* _Stated problem_: Find the lines holding the word "manager" and collect them.

* _Data for this task_:
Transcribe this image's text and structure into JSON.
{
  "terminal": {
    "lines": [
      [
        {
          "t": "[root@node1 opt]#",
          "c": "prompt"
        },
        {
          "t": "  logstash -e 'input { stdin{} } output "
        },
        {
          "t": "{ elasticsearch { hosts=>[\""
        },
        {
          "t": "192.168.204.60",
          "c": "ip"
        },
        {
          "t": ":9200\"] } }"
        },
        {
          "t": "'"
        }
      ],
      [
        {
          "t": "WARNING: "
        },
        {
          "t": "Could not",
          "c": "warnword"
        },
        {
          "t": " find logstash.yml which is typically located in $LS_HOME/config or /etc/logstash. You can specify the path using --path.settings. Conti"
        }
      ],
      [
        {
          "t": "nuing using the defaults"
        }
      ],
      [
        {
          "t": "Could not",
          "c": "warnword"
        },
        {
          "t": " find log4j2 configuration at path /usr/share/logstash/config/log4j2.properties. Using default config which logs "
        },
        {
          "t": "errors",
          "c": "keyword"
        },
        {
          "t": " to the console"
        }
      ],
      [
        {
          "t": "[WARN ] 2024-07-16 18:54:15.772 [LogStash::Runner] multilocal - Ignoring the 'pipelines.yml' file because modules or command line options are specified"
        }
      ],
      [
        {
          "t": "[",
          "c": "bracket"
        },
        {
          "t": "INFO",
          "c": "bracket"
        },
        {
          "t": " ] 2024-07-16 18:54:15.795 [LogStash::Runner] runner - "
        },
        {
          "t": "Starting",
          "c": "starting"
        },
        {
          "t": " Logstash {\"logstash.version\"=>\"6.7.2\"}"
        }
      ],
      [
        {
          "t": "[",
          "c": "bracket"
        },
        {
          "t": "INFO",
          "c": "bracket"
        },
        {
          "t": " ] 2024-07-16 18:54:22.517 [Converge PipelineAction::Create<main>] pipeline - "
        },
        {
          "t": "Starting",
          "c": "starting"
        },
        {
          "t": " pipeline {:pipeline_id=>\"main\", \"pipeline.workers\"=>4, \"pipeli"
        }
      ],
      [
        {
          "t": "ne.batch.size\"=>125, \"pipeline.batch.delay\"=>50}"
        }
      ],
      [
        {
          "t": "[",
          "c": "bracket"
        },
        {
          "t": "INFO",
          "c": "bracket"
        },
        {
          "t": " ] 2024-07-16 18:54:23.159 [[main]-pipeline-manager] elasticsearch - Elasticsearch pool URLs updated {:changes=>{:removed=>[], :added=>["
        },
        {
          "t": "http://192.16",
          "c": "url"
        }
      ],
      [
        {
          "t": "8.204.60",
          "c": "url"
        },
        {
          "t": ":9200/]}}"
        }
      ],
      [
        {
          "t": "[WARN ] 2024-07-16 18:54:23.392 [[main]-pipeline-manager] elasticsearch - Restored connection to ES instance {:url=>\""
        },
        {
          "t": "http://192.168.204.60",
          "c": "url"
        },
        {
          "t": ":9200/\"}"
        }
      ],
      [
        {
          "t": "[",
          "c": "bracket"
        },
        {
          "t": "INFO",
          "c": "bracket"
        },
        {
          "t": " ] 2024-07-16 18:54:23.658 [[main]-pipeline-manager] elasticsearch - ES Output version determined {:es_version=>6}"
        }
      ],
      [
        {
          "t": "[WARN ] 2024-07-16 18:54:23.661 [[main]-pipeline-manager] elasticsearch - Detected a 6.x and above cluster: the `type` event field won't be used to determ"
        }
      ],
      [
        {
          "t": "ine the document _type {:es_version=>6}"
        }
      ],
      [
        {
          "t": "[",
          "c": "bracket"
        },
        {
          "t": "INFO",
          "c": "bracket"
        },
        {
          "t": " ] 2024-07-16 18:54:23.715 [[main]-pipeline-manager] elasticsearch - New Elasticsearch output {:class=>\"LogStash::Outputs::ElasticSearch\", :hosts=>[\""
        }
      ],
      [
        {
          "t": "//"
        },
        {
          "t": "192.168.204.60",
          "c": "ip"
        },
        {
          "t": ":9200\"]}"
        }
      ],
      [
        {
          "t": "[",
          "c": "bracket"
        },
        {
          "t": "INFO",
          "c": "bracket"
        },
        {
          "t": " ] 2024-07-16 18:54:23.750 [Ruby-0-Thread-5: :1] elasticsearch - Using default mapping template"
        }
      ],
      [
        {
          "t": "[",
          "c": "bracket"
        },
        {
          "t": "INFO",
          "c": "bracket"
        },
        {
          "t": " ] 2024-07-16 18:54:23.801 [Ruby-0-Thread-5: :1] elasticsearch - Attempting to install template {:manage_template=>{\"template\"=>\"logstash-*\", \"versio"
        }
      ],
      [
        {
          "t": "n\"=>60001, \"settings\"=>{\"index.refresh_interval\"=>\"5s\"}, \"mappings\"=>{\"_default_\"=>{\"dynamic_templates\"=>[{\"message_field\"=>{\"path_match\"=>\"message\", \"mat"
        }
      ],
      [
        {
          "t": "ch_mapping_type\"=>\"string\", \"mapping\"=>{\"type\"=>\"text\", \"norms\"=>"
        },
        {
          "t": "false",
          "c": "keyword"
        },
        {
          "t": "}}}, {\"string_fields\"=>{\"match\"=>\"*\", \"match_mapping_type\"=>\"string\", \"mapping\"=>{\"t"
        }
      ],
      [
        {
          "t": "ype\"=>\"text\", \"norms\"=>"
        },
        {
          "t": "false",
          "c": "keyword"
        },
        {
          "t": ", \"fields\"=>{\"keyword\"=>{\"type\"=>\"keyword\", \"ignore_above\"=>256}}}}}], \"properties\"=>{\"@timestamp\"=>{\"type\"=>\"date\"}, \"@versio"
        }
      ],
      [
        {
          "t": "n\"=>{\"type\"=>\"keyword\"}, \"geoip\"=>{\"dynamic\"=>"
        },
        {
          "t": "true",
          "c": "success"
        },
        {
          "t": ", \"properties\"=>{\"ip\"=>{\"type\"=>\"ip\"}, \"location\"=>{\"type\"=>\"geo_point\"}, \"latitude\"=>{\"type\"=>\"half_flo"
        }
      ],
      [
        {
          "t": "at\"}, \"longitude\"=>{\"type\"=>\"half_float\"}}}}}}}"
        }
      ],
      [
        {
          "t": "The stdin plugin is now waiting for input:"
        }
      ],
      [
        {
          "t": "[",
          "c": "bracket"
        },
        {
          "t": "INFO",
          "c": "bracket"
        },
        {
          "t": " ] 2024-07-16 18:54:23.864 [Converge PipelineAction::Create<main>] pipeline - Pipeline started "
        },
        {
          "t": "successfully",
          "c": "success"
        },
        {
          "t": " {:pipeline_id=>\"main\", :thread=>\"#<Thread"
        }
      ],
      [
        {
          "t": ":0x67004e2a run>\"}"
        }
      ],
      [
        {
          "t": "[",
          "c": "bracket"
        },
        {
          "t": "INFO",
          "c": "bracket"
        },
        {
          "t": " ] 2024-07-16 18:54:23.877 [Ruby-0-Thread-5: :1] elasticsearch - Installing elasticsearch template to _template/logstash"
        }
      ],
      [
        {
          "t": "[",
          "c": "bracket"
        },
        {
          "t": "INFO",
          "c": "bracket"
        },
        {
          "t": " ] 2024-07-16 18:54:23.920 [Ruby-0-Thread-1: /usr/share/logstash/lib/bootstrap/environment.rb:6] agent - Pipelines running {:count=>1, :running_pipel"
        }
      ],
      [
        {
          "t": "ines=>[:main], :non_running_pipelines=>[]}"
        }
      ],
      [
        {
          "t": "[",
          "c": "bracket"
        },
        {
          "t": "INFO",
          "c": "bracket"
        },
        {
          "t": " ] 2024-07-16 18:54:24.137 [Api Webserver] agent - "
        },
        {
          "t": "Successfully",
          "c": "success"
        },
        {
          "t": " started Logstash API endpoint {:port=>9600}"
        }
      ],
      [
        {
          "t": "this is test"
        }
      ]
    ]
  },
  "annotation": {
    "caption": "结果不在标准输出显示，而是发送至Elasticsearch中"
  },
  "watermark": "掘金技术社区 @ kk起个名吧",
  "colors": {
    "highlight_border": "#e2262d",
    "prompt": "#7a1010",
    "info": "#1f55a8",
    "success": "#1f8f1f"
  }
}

* _Response_:
          "t": " ] 2024-07-16 18:54:23.159 [[main]-pipeline-manager] elasticsearch - Elasticsearch pool URLs updated {:changes=>{:removed=>[], :added=>["
          "t": "[WARN ] 2024-07-16 18:54:23.392 [[main]-pipeline-manager] elasticsearch - Restored connection to ES instance {:url=>\""
          "t": " ] 2024-07-16 18:54:23.658 [[main]-pipeline-manager] elasticsearch - ES Output version determined {:es_version=>6}"
          "t": "[WARN ] 2024-07-16 18:54:23.661 [[main]-pipeline-manager] elasticsearch - Detected a 6.x and above cluster: the `type` event field won't be used to determ"
          "t": " ] 2024-07-16 18:54:23.715 [[main]-pipeline-manager] elasticsearch - New Elasticsearch output {:class=>\"LogStash::Outputs::ElasticSearch\", :hosts=>[\""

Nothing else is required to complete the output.